Comb through the entries for "value" and pull out each line that holds it.
***** DATASET CONTENT *****
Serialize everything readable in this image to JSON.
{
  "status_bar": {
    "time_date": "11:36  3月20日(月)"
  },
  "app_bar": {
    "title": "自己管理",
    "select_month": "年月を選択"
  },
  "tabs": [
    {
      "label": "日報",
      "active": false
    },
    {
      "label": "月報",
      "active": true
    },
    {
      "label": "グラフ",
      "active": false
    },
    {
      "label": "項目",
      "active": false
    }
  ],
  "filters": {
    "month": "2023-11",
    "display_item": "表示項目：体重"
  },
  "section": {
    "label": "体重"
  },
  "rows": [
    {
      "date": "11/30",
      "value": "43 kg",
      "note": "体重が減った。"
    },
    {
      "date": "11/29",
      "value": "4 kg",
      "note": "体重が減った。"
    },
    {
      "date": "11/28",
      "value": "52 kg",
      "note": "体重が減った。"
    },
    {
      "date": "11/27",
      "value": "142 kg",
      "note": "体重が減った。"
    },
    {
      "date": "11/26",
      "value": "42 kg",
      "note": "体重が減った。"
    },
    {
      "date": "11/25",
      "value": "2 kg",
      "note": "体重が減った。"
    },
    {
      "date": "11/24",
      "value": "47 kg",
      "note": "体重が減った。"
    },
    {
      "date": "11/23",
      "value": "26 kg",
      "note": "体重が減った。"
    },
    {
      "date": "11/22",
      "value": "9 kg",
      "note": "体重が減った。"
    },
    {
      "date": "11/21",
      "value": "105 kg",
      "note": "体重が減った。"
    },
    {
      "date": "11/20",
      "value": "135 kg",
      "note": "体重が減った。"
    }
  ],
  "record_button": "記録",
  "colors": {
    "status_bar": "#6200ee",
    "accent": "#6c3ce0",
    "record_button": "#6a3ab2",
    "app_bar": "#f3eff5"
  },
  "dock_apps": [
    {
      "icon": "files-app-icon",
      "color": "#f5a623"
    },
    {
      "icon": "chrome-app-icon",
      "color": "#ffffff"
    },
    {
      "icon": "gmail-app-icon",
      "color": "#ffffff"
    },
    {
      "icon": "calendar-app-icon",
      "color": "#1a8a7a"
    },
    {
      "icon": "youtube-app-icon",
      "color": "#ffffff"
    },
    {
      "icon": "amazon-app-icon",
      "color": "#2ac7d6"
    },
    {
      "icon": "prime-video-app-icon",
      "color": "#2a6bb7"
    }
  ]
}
*****
▶ _THE OUTPUT_:
      "value": "43 kg",
      "value": "4 kg",
      "value": "52 kg",
      "value": "142 kg",
      "value": "42 kg",
      "value": "2 kg",
      "value": "47 kg",
      "value": "26 kg",
      "value": "9 kg",
      "value": "105 kg",
      "value": "135 kg",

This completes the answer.